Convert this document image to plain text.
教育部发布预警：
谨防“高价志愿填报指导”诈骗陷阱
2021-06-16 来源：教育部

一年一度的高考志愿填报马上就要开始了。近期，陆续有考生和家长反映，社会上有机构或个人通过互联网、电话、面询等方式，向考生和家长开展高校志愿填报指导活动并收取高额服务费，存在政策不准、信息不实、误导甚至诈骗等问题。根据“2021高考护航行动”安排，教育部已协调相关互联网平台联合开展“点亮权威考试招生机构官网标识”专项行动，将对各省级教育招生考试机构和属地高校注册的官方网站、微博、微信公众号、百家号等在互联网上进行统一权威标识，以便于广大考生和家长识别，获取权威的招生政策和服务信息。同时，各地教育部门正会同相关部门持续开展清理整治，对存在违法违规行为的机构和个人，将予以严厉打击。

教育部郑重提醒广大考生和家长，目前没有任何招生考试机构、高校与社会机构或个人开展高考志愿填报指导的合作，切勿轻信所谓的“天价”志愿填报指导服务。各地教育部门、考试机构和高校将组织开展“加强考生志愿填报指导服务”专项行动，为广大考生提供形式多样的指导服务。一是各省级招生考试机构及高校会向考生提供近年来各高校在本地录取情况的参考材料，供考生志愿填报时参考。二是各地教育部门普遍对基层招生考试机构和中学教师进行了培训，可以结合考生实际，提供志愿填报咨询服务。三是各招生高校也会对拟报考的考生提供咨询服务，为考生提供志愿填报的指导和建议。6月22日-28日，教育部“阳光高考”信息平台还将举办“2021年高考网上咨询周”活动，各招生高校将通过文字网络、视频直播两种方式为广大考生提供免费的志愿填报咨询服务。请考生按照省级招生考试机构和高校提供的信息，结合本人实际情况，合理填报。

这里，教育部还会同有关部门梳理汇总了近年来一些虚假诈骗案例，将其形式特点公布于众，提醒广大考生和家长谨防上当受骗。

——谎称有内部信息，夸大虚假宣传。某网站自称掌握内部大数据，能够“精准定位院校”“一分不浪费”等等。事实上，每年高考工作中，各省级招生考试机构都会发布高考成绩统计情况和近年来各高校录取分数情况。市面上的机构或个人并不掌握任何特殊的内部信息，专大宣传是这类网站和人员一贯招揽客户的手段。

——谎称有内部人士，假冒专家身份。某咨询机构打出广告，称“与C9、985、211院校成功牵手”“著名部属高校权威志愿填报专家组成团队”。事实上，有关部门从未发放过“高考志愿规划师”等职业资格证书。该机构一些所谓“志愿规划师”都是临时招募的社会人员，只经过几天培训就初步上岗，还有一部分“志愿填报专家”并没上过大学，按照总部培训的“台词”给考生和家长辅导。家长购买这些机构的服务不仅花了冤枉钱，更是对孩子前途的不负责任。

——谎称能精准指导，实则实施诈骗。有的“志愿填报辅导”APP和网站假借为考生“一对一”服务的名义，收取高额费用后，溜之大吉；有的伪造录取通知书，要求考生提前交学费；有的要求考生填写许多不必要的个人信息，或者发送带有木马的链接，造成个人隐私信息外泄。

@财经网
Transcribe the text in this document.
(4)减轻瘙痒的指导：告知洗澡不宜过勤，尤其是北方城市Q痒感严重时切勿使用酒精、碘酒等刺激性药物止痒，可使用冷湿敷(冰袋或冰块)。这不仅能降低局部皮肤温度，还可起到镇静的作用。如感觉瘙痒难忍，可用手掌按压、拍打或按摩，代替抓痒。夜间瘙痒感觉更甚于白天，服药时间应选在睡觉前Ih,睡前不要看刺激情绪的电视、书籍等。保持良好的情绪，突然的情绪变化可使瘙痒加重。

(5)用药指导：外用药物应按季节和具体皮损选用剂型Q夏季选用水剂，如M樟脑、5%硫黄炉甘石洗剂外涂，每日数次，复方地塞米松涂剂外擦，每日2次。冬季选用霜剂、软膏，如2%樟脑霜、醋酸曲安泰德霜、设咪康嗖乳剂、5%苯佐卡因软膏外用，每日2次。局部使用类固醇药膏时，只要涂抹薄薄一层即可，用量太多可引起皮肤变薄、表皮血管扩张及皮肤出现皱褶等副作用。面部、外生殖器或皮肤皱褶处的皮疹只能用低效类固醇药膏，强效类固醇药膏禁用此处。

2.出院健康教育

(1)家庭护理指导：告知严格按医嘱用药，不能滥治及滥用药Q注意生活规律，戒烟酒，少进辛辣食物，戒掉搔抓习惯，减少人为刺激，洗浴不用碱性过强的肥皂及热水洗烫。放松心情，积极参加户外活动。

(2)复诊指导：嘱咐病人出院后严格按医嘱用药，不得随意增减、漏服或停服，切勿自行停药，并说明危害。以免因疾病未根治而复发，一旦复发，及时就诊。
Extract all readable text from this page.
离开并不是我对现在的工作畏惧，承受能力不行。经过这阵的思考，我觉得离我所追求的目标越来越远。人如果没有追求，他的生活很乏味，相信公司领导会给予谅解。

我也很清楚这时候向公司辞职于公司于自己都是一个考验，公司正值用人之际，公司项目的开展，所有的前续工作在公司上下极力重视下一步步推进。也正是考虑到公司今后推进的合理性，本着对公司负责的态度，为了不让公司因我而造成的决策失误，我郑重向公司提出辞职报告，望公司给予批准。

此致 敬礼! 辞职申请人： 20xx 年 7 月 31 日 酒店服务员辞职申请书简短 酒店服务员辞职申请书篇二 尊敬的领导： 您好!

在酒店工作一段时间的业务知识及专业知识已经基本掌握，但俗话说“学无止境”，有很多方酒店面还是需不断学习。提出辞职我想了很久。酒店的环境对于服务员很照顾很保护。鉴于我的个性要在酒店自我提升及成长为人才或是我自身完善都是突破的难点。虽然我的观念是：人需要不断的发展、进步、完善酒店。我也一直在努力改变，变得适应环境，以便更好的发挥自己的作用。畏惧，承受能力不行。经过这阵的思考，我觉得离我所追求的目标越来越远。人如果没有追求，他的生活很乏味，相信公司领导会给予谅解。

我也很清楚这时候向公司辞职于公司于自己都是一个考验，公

**The task**
Restate all of the entries exactly, please.

**Exercise solution**
Convert this document image to plain text.
教育部发布预警：
谨防“高价志愿填报指导”诈骗陷阱
2021-06-16 来源：教育部

一年一度的高考志愿填报马上就要开始了。近期，陆续有考生和家长反映，社会上有机构或个人通过互联网、电话、面询等方式，向考生和家长开展高校志愿填报指导活动并收取高额服务费，存在政策不准、信息不实、误导甚至诈骗等问题。根据“2021高考护航行动”安排，教育部已协调相关互联网平台联合开展“点亮权威考试招生机构官网标识”专项行动，将对各省级教育招生考试机构和属地高校注册的官方网站、微博、微信公众号、百家号等在互联网上进行统一权威标识，以便于广大考生和家长识别，获取权威的招生政策和服务信息。同时，各地教育部门正会同相关部门持续开展清理整治，对存在违法违规行为的机构和个人，将予以严厉打击。

教育部郑重提醒广大考生和家长，目前没有任何招生考试机构、高校与社会机构或个人开展高考志愿填报指导的合作，切勿轻信所谓的“天价”志愿填报指导服务。各地教育部门、考试机构和高校将组织开展“加强考生志愿填报指导服务”专项行动，为广大考生提供形式多样的指导服务。一是各省级招生考试机构及高校会向考生提供近年来各高校在本地录取情况的参考材料，供考生志愿填报时参考。二是各地教育部门普遍对基层招生考试机构和中学教师进行了培训，可以结合考生实际，提供志愿填报咨询服务。三是各招生高校也会对拟报考的考生提供咨询服务，为考生提供志愿填报的指导和建议。6月22日-28日，教育部“阳光高考”信息平台还将举办“2021年高考网上咨询周”活动，各招生高校将通过文字网络、视频直播两种方式为广大考生提供免费的志愿填报咨询服务。请考生按照省级招生考试机构和高校提供的信息，结合本人实际情况，合理填报。

这里，教育部还会同有关部门梳理汇总了近年来一些虚假诈骗案例，将其形式特点公布于众，提醒广大考生和家长谨防上当受骗。

——谎称有内部信息，夸大虚假宣传。某网站自称掌握内部大数据，能够“精准定位院校”“一分不浪费”等等。事实上，每年高考工作中，各省级招生考试机构都会发布高考成绩统计情况和近年来各高校录取分数情况。市面上的机构或个人并不掌握任何特殊的内部信息，专大宣传是这类网站和人员一贯招揽客户的手段。

——谎称有内部人士，假冒专家身份。某咨询机构打出广告，称“与C9、985、211院校成功牵手”“著名部属高校权威志愿填报专家组成团队”。事实上，有关部门从未发放过“高考志愿规划师”等职业资格证书。该机构一些所谓“志愿规划师”都是临时招募的社会人员，只经过几天培训就初步上岗，还有一部分“志愿填报专家”并没上过大学，按照总部培训的“台词”给考生和家长辅导。家长购买这些机构的服务不仅花了冤枉钱，更是对孩子前途的不负责任。

——谎称能精准指导，实则实施诈骗。有的“志愿填报辅导”APP和网站假借为考生“一对一”服务的名义，收取高额费用后，溜之大吉；有的伪造录取通知书，要求考生提前交学费；有的要求考生填写许多不必要的个人信息，或者发送带有木马的链接，造成个人隐私信息外泄。

@财经网
Transcribe the text in this document.
(4)减轻瘙痒的指导：告知洗澡不宜过勤，尤其是北方城市Q痒感严重时切勿使用酒精、碘酒等刺激性药物止痒，可使用冷湿敷(冰袋或冰块)。这不仅能降低局部皮肤温度，还可起到镇静的作用。如感觉瘙痒难忍，可用手掌按压、拍打或按摩，代替抓痒。夜间瘙痒感觉更甚于白天，服药时间应选在睡觉前Ih,睡前不要看刺激情绪的电视、书籍等。保持良好的情绪，突然的情绪变化可使瘙痒加重。

(5)用药指导：外用药物应按季节和具体皮损选用剂型Q夏季选用水剂，如M樟脑、5%硫黄炉甘石洗剂外涂，每日数次，复方地塞米松涂剂外擦，每日2次。冬季选用霜剂、软膏，如2%樟脑霜、醋酸曲安泰德霜、设咪康嗖乳剂、5%苯佐卡因软膏外用，每日2次。局部使用类固醇药膏时，只要涂抹薄薄一层即可，用量太多可引起皮肤变薄、表皮血管扩张及皮肤出现皱褶等副作用。面部、外生殖器或皮肤皱褶处的皮疹只能用低效类固醇药膏，强效类固醇药膏禁用此处。

2.出院健康教育

(1)家庭护理指导：告知严格按医嘱用药，不能滥治及滥用药Q注意生活规律，戒烟酒，少进辛辣食物，戒掉搔抓习惯，减少人为刺激，洗浴不用碱性过强的肥皂及热水洗烫。放松心情，积极参加户外活动。

(2)复诊指导：嘱咐病人出院后严格按医嘱用药，不得随意增减、漏服或停服，切勿自行停药，并说明危害。以免因疾病未根治而复发，一旦复发，及时就诊。
Extract all readable text from this page.
离开并不是我对现在的工作畏惧，承受能力不行。经过这阵的思考，我觉得离我所追求的目标越来越远。人如果没有追求，他的生活很乏味，相信公司领导会给予谅解。

我也很清楚这时候向公司辞职于公司于自己都是一个考验，公司正值用人之际，公司项目的开展，所有的前续工作在公司上下极力重视下一步步推进。也正是考虑到公司今后推进的合理性，本着对公司负责的态度，为了不让公司因我而造成的决策失误，我郑重向公司提出辞职报告，望公司给予批准。

此致 敬礼! 辞职申请人： 20xx 年 7 月 31 日 酒店服务员辞职申请书简短 酒店服务员辞职申请书篇二 尊敬的领导： 您好!

在酒店工作一段时间的业务知识及专业知识已经基本掌握，但俗话说“学无止境”，有很多方酒店面还是需不断学习。提出辞职我想了很久。酒店的环境对于服务员很照顾很保护。鉴于我的个性要在酒店自我提升及成长为人才或是我自身完善都是突破的难点。虽然我的观念是：人需要不断的发展、进步、完善酒店。我也一直在努力改变，变得适应环境，以便更好的发挥自己的作用。畏惧，承受能力不行。经过这阵的思考，我觉得离我所追求的目标越来越远。人如果没有追求，他的生活很乏味，相信公司领导会给予谅解。

我也很清楚这时候向公司辞职于公司于自己都是一个考验，公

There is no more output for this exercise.